_Task brief_:
Recast the material from the line with "pick-direction: MORE xyxy=(580,645,646,669)" to the line with "pick-stat-type: 3-PT MADE" as a Markdown table with the columns Row and Line, skipping any blank lines.

─── Extracted data

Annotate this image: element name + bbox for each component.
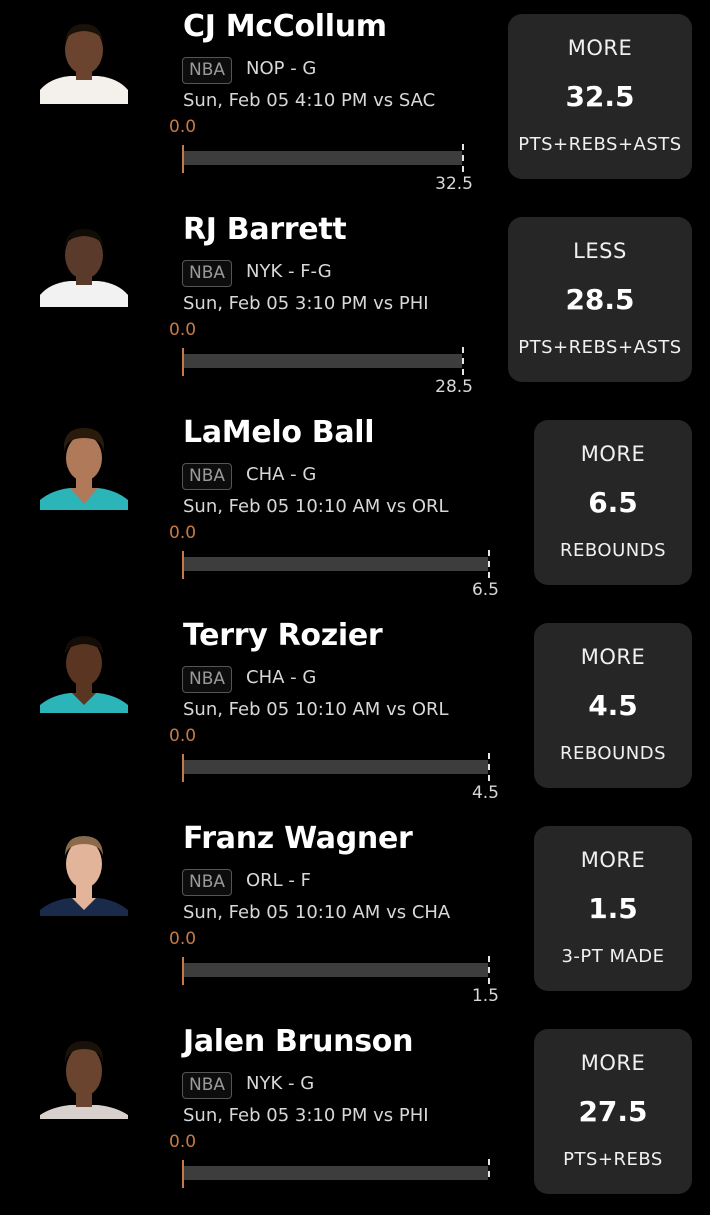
pick-direction: MORE xyxy=(580,645,646,669)
game-info: Sun, Feb 05 4:10 PM vs SAC xyxy=(183,90,436,111)
player-name: Jalen Brunson xyxy=(183,1024,414,1059)
target-stat-value: 6.5 xyxy=(471,580,499,600)
pick-direction: MORE xyxy=(580,442,646,466)
team-position: CHA - G xyxy=(246,667,317,688)
team-position: NYK - F-G xyxy=(246,261,332,282)
league-badge: NBA xyxy=(182,1072,233,1099)
target-stat-value: 1.5 xyxy=(471,986,499,1006)
pick-direction: MORE xyxy=(580,1051,646,1075)
pick-direction: MORE xyxy=(580,848,646,872)
pick-selection-card[interactable]: MORE 1.5 3-PT MADE xyxy=(534,826,692,991)
pick-row: RJ Barrett NBA NYK - F-G Sun, Feb 05 3:1… xyxy=(0,203,710,403)
progress-target-marker xyxy=(462,144,464,172)
pick-selection-card[interactable]: MORE 4.5 REBOUNDS xyxy=(534,623,692,788)
player-name: CJ McCollum xyxy=(183,9,387,44)
league-badge: NBA xyxy=(182,57,233,84)
pick-line-value: 1.5 xyxy=(588,892,638,925)
player-name: Terry Rozier xyxy=(183,618,383,653)
current-stat-value: 0.0 xyxy=(169,117,197,137)
pick-stat-type: 3-PT MADE xyxy=(561,946,665,967)
game-info: Sun, Feb 05 3:10 PM vs PHI xyxy=(183,293,429,314)
target-stat-value: 32.5 xyxy=(435,174,473,194)
pick-line-value: 28.5 xyxy=(565,283,635,316)
player-name: LaMelo Ball xyxy=(183,415,375,450)
player-headshot xyxy=(40,621,128,713)
pick-row: Jalen Brunson NBA NYK - G Sun, Feb 05 3:… xyxy=(0,1015,710,1215)
pick-direction: MORE xyxy=(567,36,633,60)
pick-stat-type: PTS+REBS+ASTS xyxy=(518,337,682,358)
progress-target-marker xyxy=(488,550,490,578)
player-name: Franz Wagner xyxy=(183,821,413,856)
team-position: NOP - G xyxy=(246,58,317,79)
pick-line-value: 4.5 xyxy=(588,689,638,722)
pick-row: LaMelo Ball NBA CHA - G Sun, Feb 05 10:1… xyxy=(0,406,710,606)
pick-selection-card[interactable]: MORE 6.5 REBOUNDS xyxy=(534,420,692,585)
pick-line-value: 27.5 xyxy=(578,1095,648,1128)
current-stat-value: 0.0 xyxy=(169,523,197,543)
pick-row: Franz Wagner NBA ORL - F Sun, Feb 05 10:… xyxy=(0,812,710,1012)
team-position: ORL - F xyxy=(246,870,311,891)
progress-target-marker xyxy=(488,753,490,781)
target-stat-value: 28.5 xyxy=(435,377,473,397)
pick-row: CJ McCollum NBA NOP - G Sun, Feb 05 4:10… xyxy=(0,0,710,200)
pick-stat-type: REBOUNDS xyxy=(559,743,666,764)
pick-selection-card[interactable]: LESS 28.5 PTS+REBS+ASTS xyxy=(508,217,692,382)
league-badge: NBA xyxy=(182,666,233,693)
player-headshot xyxy=(40,12,128,104)
pick-stat-type: PTS+REBS+ASTS xyxy=(518,134,682,155)
current-stat-value: 0.0 xyxy=(169,1132,197,1152)
player-headshot xyxy=(40,1027,128,1119)
current-stat-value: 0.0 xyxy=(169,320,197,340)
progress-target-marker xyxy=(488,956,490,984)
pick-selection-card[interactable]: MORE 32.5 PTS+REBS+ASTS xyxy=(508,14,692,179)
progress-target-marker xyxy=(488,1159,490,1177)
league-badge: NBA xyxy=(182,869,233,896)
player-headshot xyxy=(40,418,128,510)
progress-bar xyxy=(184,1166,488,1180)
progress-bar xyxy=(184,963,488,977)
current-stat-value: 0.0 xyxy=(169,726,197,746)
game-info: Sun, Feb 05 10:10 AM vs ORL xyxy=(183,699,449,720)
pick-stat-type: REBOUNDS xyxy=(559,540,666,561)
game-info: Sun, Feb 05 10:10 AM vs CHA xyxy=(183,902,451,923)
player-headshot xyxy=(40,215,128,307)
progress-bar xyxy=(184,557,488,571)
league-badge: NBA xyxy=(182,260,233,287)
pick-direction: LESS xyxy=(573,239,627,263)
pick-selection-card[interactable]: MORE 27.5 PTS+REBS xyxy=(534,1029,692,1194)
progress-bar xyxy=(184,354,462,368)
progress-bar xyxy=(184,760,488,774)
pick-line-value: 6.5 xyxy=(588,486,638,519)
pick-row: Terry Rozier NBA CHA - G Sun, Feb 05 10:… xyxy=(0,609,710,809)
target-stat-value: 4.5 xyxy=(471,783,499,803)
game-info: Sun, Feb 05 10:10 AM vs ORL xyxy=(183,496,449,517)
player-headshot xyxy=(40,824,128,916)
pick-line-value: 32.5 xyxy=(565,80,635,113)
progress-bar xyxy=(184,151,462,165)
game-info: Sun, Feb 05 3:10 PM vs PHI xyxy=(183,1105,429,1126)
player-name: RJ Barrett xyxy=(183,212,347,247)
team-position: NYK - G xyxy=(246,1073,315,1094)
progress-target-marker xyxy=(462,347,464,375)
pick-stat-type: PTS+REBS xyxy=(563,1149,663,1170)
team-position: CHA - G xyxy=(246,464,317,485)
current-stat-value: 0.0 xyxy=(169,929,197,949)
league-badge: NBA xyxy=(182,463,233,490)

──────

_Written solution_:
| Row | Line |
|---|---|
| 1 | pick-direction: MORE xyxy=(580,645,646,669) |
| 2 | game-info: Sun, Feb 05 4:10 PM vs SAC xyxy=(183,90,436,111) |
| 3 | player-name: Jalen Brunson xyxy=(183,1024,414,1059) |
| 4 | target-stat-value: 6.5 xyxy=(471,580,499,600) |
| 5 | pick-direction: MORE xyxy=(580,442,646,466) |
| 6 | team-position: CHA - G xyxy=(246,667,317,688) |
| 7 | team-position: NYK - F-G xyxy=(246,261,332,282) |
| 8 | league-badge: NBA xyxy=(182,1072,233,1099) |
| 9 | target-stat-value: 1.5 xyxy=(471,986,499,1006) |
| 10 | pick-direction: MORE xyxy=(580,1051,646,1075) |
| 11 | pick-direction: MORE xyxy=(580,848,646,872) |
| 12 | pick-selection-card[interactable]: MORE 1.5 3-PT MADE xyxy=(534,826,692,991) |
| 13 | pick-row: RJ Barrett NBA NYK - F-G Sun, Feb 05 3:1… xyxy=(0,203,710,403) |
| 14 | progress-target-marker xyxy=(462,144,464,172) |
| 15 | pick-selection-card[interactable]: MORE 4.5 REBOUNDS xyxy=(534,623,692,788) |
| 16 | player-name: CJ McCollum xyxy=(183,9,387,44) |
| 17 | league-badge: NBA xyxy=(182,57,233,84) |
| 18 | pick-line-value: 1.5 xyxy=(588,892,638,925) |
| 19 | player-name: Terry Rozier xyxy=(183,618,383,653) |
| 20 | current-stat-value: 0.0 xyxy=(169,117,197,137) |
| 21 | pick-stat-type: 3-PT MADE xyxy=(561,946,665,967) |